Input for this task:
^^^^

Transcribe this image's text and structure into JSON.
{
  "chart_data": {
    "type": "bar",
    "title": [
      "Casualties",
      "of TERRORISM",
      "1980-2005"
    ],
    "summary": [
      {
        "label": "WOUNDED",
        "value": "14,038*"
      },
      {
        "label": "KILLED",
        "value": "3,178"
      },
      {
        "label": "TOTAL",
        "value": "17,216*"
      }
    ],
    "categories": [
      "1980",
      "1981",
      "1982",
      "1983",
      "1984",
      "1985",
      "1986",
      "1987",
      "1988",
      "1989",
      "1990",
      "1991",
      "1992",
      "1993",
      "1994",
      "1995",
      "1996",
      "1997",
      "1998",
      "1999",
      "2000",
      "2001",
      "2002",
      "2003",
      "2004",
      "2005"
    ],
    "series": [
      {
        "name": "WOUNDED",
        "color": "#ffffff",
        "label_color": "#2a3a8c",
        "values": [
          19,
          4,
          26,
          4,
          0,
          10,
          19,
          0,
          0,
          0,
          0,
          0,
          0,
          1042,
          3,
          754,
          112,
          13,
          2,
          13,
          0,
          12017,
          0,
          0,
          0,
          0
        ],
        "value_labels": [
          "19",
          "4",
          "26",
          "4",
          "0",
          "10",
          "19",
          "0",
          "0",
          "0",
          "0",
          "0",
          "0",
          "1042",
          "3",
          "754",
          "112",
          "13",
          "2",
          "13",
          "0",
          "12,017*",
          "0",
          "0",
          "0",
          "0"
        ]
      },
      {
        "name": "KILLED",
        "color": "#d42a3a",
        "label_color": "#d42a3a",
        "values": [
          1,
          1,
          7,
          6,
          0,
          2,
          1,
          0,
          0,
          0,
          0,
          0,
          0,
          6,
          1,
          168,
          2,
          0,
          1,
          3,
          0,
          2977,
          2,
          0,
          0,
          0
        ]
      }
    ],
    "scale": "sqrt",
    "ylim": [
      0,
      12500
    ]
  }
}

^^^^

Directive: Every entry must be quoted exactly as it appears above.

Full response:
Transcribe this image's text and structure into JSON.
{
  "chart_data": {
    "type": "bar",
    "title": [
      "Casualties",
      "of TERRORISM",
      "1980-2005"
    ],
    "summary": [
      {
        "label": "WOUNDED",
        "value": "14,038*"
      },
      {
        "label": "KILLED",
        "value": "3,178"
      },
      {
        "label": "TOTAL",
        "value": "17,216*"
      }
    ],
    "categories": [
      "1980",
      "1981",
      "1982",
      "1983",
      "1984",
      "1985",
      "1986",
      "1987",
      "1988",
      "1989",
      "1990",
      "1991",
      "1992",
      "1993",
      "1994",
      "1995",
      "1996",
      "1997",
      "1998",
      "1999",
      "2000",
      "2001",
      "2002",
      "2003",
      "2004",
      "2005"
    ],
    "series": [
      {
        "name": "WOUNDED",
        "color": "#ffffff",
        "label_color": "#2a3a8c",
        "values": [
          19,
          4,
          26,
          4,
          0,
          10,
          19,
          0,
          0,
          0,
          0,
          0,
          0,
          1042,
          3,
          754,
          112,
          13,
          2,
          13,
          0,
          12017,
          0,
          0,
          0,
          0
        ],
        "value_labels": [
          "19",
          "4",
          "26",
          "4",
          "0",
          "10",
          "19",
          "0",
          "0",
          "0",
          "0",
          "0",
          "0",
          "1042",
          "3",
          "754",
          "112",
          "13",
          "2",
          "13",
          "0",
          "12,017*",
          "0",
          "0",
          "0",
          "0"
        ]
      },
      {
        "name": "KILLED",
        "color": "#d42a3a",
        "label_color": "#d42a3a",
        "values": [
          1,
          1,
          7,
          6,
          0,
          2,
          1,
          0,
          0,
          0,
          0,
          0,
          0,
          6,
          1,
          168,
          2,
          0,
          1,
          3,
          0,
          2977,
          2,
          0,
          0,
          0
        ]
      }
    ],
    "scale": "sqrt",
    "ylim": [
      0,
      12500
    ]
  }
}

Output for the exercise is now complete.